• **Written exercise**
Which lines have the string "Hierarchical"? Copy all of them from the entries below.

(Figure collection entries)
— start —

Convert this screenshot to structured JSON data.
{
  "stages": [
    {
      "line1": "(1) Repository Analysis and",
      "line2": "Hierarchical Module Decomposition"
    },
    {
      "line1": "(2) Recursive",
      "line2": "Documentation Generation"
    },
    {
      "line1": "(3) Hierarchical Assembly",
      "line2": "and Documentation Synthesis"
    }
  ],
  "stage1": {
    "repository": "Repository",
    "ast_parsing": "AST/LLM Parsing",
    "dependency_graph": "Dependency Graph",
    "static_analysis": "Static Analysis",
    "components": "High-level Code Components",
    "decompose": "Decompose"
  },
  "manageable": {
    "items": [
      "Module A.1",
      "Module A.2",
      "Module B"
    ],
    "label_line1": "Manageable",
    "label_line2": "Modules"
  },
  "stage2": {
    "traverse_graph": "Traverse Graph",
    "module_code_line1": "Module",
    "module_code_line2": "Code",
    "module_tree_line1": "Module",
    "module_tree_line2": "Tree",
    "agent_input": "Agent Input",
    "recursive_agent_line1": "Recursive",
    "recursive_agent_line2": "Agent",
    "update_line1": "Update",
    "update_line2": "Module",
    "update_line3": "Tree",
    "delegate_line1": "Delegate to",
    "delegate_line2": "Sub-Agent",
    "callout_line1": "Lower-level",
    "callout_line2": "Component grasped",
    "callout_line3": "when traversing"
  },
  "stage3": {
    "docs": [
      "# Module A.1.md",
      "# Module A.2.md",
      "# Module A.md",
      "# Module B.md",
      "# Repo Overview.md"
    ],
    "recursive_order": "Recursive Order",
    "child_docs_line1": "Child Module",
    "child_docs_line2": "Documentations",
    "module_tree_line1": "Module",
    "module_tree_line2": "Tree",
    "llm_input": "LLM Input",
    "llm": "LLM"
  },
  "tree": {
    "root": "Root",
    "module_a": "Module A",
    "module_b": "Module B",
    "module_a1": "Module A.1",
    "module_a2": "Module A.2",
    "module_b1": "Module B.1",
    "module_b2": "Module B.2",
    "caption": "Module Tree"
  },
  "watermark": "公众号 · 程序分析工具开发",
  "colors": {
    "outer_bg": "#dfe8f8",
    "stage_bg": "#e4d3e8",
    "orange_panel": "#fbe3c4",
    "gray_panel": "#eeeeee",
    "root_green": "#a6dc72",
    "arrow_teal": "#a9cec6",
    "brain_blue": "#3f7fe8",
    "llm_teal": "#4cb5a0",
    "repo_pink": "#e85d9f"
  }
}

— end —

• **Exercise answer**
      "line2": "Hierarchical Module Decomposition"
      "line1": "(3) Hierarchical Assembly",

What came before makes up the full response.